** THE TASK **
Pull out each line of the data below that contains the string "axis". Letter case must match.

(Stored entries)
----------------
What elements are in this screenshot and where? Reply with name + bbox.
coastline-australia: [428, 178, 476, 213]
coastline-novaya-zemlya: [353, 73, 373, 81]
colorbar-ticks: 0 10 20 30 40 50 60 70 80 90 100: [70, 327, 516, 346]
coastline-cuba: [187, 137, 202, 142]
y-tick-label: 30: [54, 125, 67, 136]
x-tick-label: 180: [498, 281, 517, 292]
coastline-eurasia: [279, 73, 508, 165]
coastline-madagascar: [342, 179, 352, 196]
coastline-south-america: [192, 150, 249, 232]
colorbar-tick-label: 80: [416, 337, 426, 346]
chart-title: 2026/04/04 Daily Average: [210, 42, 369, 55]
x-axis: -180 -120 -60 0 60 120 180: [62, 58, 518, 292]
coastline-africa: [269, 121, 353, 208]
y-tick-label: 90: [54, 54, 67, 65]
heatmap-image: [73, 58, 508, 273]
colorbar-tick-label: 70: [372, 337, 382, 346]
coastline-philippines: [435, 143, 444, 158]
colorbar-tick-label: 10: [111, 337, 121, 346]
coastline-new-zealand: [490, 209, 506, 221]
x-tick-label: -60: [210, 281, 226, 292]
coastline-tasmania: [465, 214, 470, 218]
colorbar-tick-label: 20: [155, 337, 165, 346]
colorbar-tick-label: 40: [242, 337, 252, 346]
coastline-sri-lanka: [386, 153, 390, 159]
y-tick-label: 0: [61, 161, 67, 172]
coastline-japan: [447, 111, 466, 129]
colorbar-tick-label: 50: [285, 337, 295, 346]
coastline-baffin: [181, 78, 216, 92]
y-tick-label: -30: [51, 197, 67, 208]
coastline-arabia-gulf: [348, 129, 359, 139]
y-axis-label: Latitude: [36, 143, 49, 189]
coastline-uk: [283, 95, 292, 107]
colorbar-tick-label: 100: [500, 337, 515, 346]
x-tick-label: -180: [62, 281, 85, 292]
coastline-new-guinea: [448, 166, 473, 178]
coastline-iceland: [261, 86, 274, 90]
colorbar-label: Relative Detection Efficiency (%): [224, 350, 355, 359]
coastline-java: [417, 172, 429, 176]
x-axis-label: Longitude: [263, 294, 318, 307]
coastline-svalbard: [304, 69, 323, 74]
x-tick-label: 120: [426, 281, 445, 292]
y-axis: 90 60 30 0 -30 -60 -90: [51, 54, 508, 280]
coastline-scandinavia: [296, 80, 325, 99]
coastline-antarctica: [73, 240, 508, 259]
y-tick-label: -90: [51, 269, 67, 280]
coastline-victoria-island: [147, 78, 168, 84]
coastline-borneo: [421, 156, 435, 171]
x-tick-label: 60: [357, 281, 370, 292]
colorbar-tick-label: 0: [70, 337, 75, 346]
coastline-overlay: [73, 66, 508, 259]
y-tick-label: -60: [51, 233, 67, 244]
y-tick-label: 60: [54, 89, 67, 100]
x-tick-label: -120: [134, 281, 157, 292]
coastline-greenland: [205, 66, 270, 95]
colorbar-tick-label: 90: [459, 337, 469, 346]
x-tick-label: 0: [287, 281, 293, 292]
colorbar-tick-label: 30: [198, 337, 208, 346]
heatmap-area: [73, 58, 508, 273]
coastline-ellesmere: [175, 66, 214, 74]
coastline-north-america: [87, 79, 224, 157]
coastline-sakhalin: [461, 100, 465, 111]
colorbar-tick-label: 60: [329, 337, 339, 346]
----------------
** RESPONSE **
x-axis: -180 -120 -60 0 60 120 180: [62, 58, 518, 292]
y-axis-label: Latitude: [36, 143, 49, 189]
x-axis-label: Longitude: [263, 294, 318, 307]
y-axis: 90 60 30 0 -30 -60 -90: [51, 54, 508, 280]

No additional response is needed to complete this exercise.